═════ RAW DATA ═════

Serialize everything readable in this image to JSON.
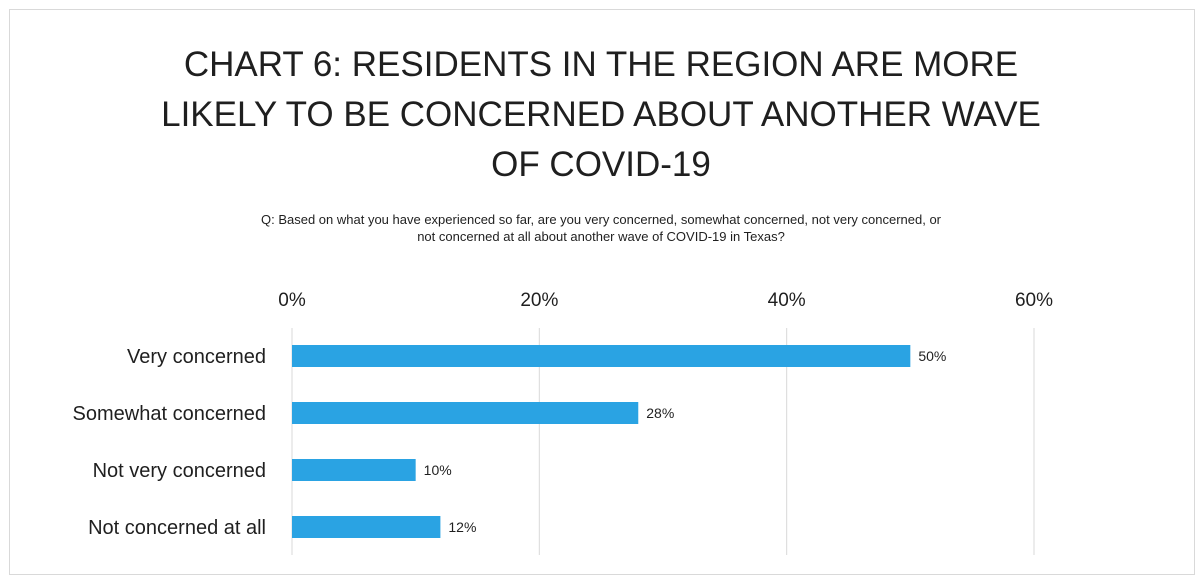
{
  "chart_data": {
    "type": "bar",
    "orientation": "horizontal",
    "title_lines": [
      "CHART 6: RESIDENTS IN THE REGION ARE MORE",
      "LIKELY TO BE CONCERNED ABOUT ANOTHER WAVE",
      "OF COVID-19"
    ],
    "subtitle_lines": [
      "Q: Based on what you have experienced so far, are you very concerned, somewhat concerned, not very concerned, or",
      "not concerned at all about another wave of COVID-19 in Texas?"
    ],
    "categories": [
      "Very concerned",
      "Somewhat concerned",
      "Not very concerned",
      "Not concerned at all"
    ],
    "values": [
      50,
      28,
      10,
      12
    ],
    "data_labels": [
      "50%",
      "28%",
      "10%",
      "12%"
    ],
    "xlim": [
      0,
      60
    ],
    "ticks": [
      0,
      20,
      40,
      60
    ],
    "tick_labels": [
      "0%",
      "20%",
      "40%",
      "60%"
    ],
    "axis_position": "top",
    "grid": true,
    "bar_color": "#2aa3e3",
    "grid_color": "#d9d9d9"
  }
}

═════

TASK PROMPT
Your task is to repeat the data above exactly while excluding the pictures.

CORRECT RESULT
Serialize everything readable in this image to JSON.
{
  "chart_data": {
    "type": "bar",
    "orientation": "horizontal",
    "title_lines": [
      "CHART 6: RESIDENTS IN THE REGION ARE MORE",
      "LIKELY TO BE CONCERNED ABOUT ANOTHER WAVE",
      "OF COVID-19"
    ],
    "subtitle_lines": [
      "Q: Based on what you have experienced so far, are you very concerned, somewhat concerned, not very concerned, or",
      "not concerned at all about another wave of COVID-19 in Texas?"
    ],
    "categories": [
      "Very concerned",
      "Somewhat concerned",
      "Not very concerned",
      "Not concerned at all"
    ],
    "values": [
      50,
      28,
      10,
      12
    ],
    "data_labels": [
      "50%",
      "28%",
      "10%",
      "12%"
    ],
    "xlim": [
      0,
      60
    ],
    "ticks": [
      0,
      20,
      40,
      60
    ],
    "tick_labels": [
      "0%",
      "20%",
      "40%",
      "60%"
    ],
    "axis_position": "top",
    "grid": true,
    "bar_color": "#2aa3e3",
    "grid_color": "#d9d9d9"
  }
}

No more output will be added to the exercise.